start ENTRIES PROVIDED

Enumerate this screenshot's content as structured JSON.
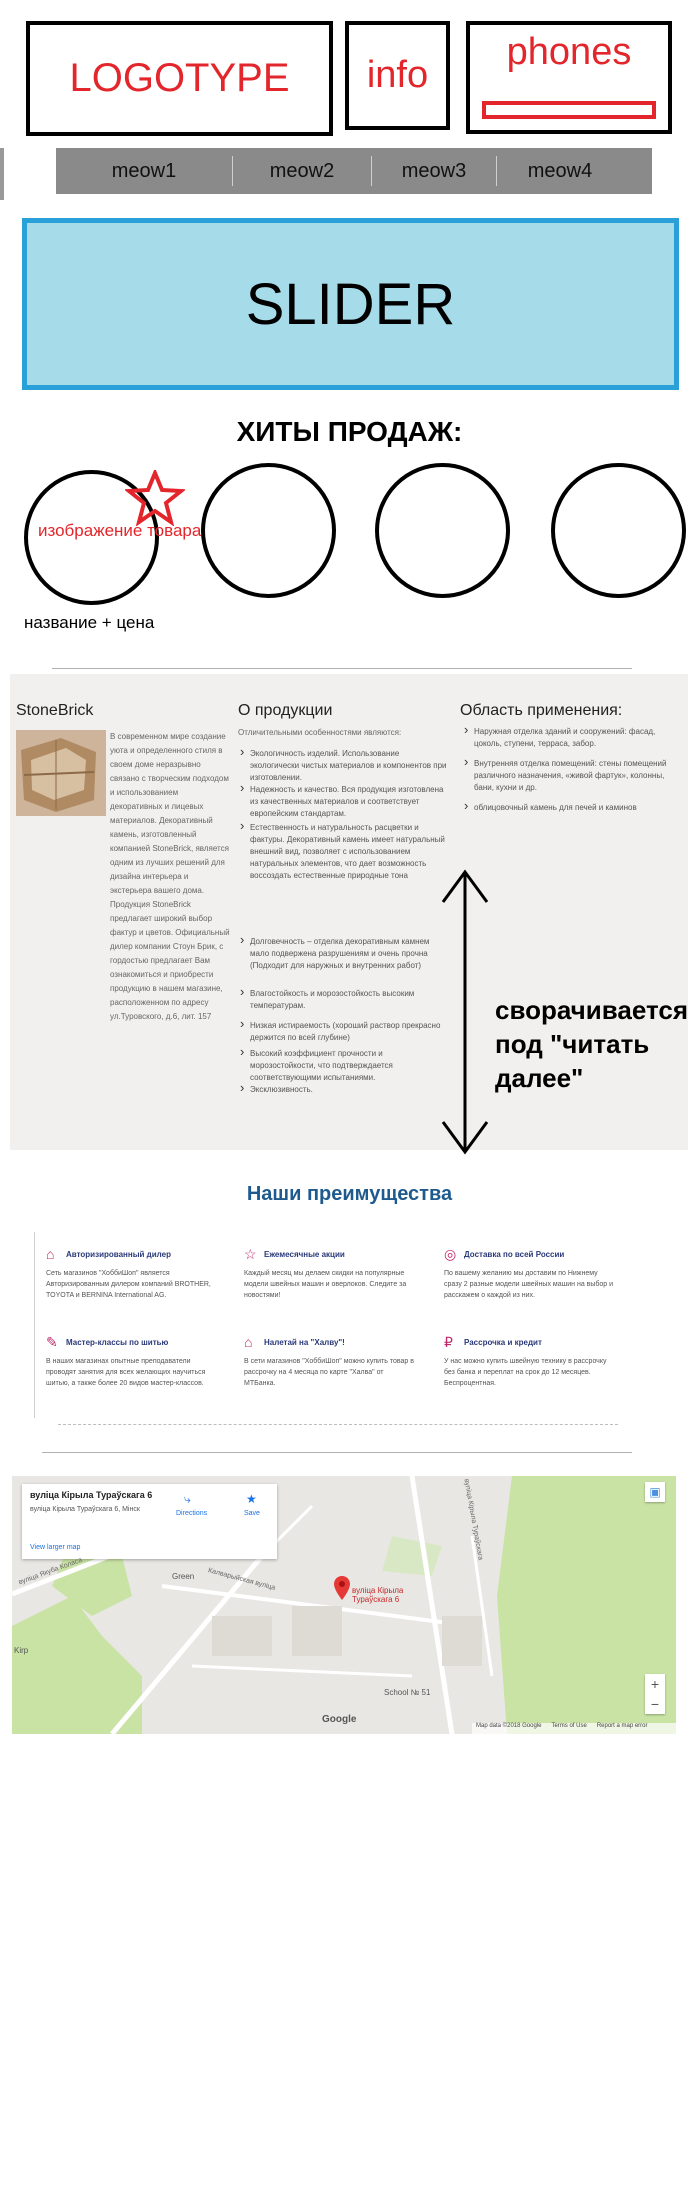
{
  "header": {
    "logo": "LOGOTYPE",
    "info": "info",
    "phones": "phones"
  },
  "nav": {
    "items": [
      {
        "label": "meow1"
      },
      {
        "label": "meow2"
      },
      {
        "label": "meow3"
      },
      {
        "label": "meow4"
      }
    ]
  },
  "slider": {
    "label": "SLIDER"
  },
  "hits": {
    "title": "ХИТЫ ПРОДАЖ:",
    "image_label": "изображение товара",
    "product_caption": "название + цена",
    "product_count": 4,
    "badge_color": "#e3262b"
  },
  "about": {
    "brand_heading": "StoneBrick",
    "brand_text": "В современном мире создание уюта и определенного стиля в своем доме неразрывно связано с творческим подходом и использованием декоративных и лицевых материалов. Декоративный камень, изготовленный компанией StoneBrick, является одним из лучших решений для дизайна интерьера и экстерьера вашего дома. Продукция StoneBrick предлагает широкий выбор фактур и цветов. Официальный дилер компании Стоун Брик, с гордостью предлагает Вам ознакомиться и приобрести продукцию в нашем магазине, расположенном по адресу ул.Туровского, д.6, лит. 157",
    "products_heading": "О продукции",
    "products_intro": "Отличительными особенностями являются:",
    "products_bullets": [
      "Экологичность изделий. Использование экологически чистых материалов и компонентов при изготовлении.",
      "Надежность и качество. Вся продукция изготовлена из качественных материалов и соответствует европейским стандартам.",
      "Естественность и натуральность расцветки и фактуры. Декоративный камень имеет натуральный внешний вид, позволяет с использованием натуральных элементов, что дает возможность воссоздать естественные природные тона",
      "Долговечность – отделка декоративным камнем мало подвержена разрушениям и очень прочна (Подходит для наружных и внутренних работ)",
      "Влагостойкость и морозостойкость высоким температурам.",
      "Низкая истираемость (хороший раствор прекрасно держится по всей глубине)",
      "Высокий коэффициент прочности и морозостойкости, что подтверждается соответствующими испытаниями.",
      "Эксклюзивность."
    ],
    "usage_heading": "Область применения:",
    "usage_bullets": [
      "Наружная отделка зданий и сооружений: фасад, цоколь, ступени, терраса, забор.",
      "Внутренняя отделка помещений: стены помещений различного назначения, «живой фартук», колонны, бани, кухни и др.",
      "облицовочный камень для печей и каминов"
    ],
    "collapse_note": "сворачивается под \"читать далее\""
  },
  "advantages": {
    "title": "Наши преимущества",
    "items": [
      {
        "icon": "tag-icon",
        "title": "Авторизированный дилер",
        "text": "Сеть магазинов \"ХоббиШоп\" является Авторизированным дилером компаний BROTHER, TOYOTA и BERNINA International AG."
      },
      {
        "icon": "star-icon",
        "title": "Ежемесячные акции",
        "text": "Каждый месяц мы делаем скидки на популярные модели швейных машин и оверлоков. Следите за новостями!"
      },
      {
        "icon": "globe-icon",
        "title": "Доставка по всей России",
        "text": "По вашему желанию мы доставим по Нижнему сразу 2 разные модели швейных машин на выбор и расскажем о каждой из них."
      },
      {
        "icon": "pencil-icon",
        "title": "Мастер-классы по шитью",
        "text": "В наших магазинах опытные преподаватели проводят занятия для всех желающих научиться шитью, а также более 20 видов мастер-классов."
      },
      {
        "icon": "tag-icon",
        "title": "Налетай на \"Халву\"!",
        "text": "В сети магазинов \"ХоббиШоп\" можно купить товар в рассрочку на 4 месяца по карте \"Халва\" от МТБанка."
      },
      {
        "icon": "ruble-icon",
        "title": "Рассрочка и кредит",
        "text": "У нас можно купить швейную технику в рассрочку без банка и переплат на срок до 12 месяцев. Беспроцентная."
      }
    ]
  },
  "map": {
    "place_title": "вуліца Кірыла Тураўскага 6",
    "place_address": "вуліца Кірыла Тураўскага 6, Мінск",
    "directions": "Directions",
    "save": "Save",
    "view_larger": "View larger map",
    "marker_label": "вуліца Кірыла Тураўскага 6",
    "poi_green": "Green",
    "poi_school": "School № 51",
    "poi_kirp": "Kirp",
    "street_1": "вуліца Кірыла Тураўскага",
    "street_2": "Калварыйская вуліца",
    "street_3": "вуліца Якуба Коласа",
    "google": "Google",
    "footer_data": "Map data ©2018 Google",
    "footer_terms": "Terms of Use",
    "footer_report": "Report a map error",
    "zoom_in": "+",
    "zoom_out": "−",
    "park_color": "#c9e3a4"
  }
}
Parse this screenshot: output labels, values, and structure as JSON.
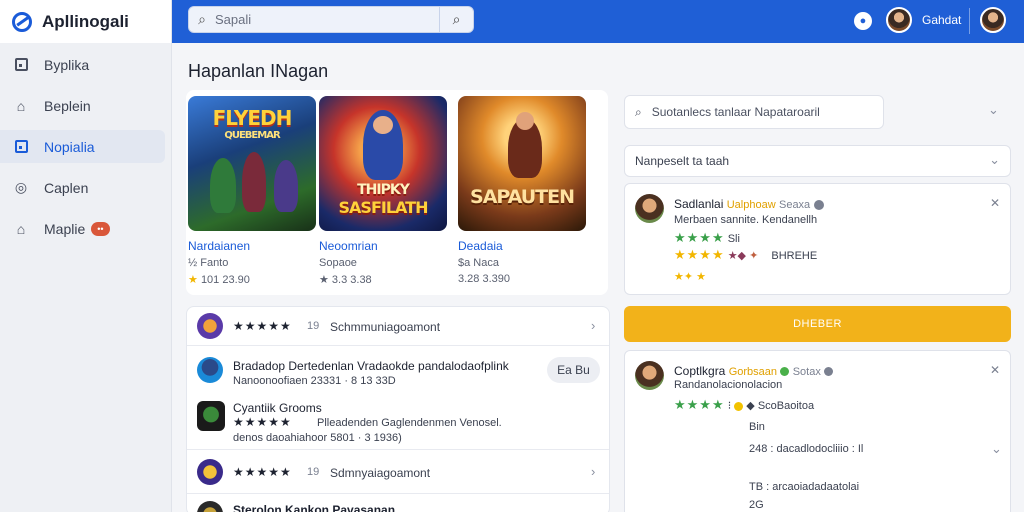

end ENTRIES PROVIDED

WHAT THIS TASK INVOLVES: Reproduce every line of the listing above in which the string "ХоббиШоп" appears.

THE RESPONSE:
        "text": "Сеть магазинов \"ХоббиШоп\" является Авторизированным дилером компаний BROTHER, TOYOTA и BERNINA International AG."
        "text": "В сети магазинов \"ХоббиШоп\" можно купить товар в рассрочку на 4 месяца по карте \"Халва\" от МТБанка."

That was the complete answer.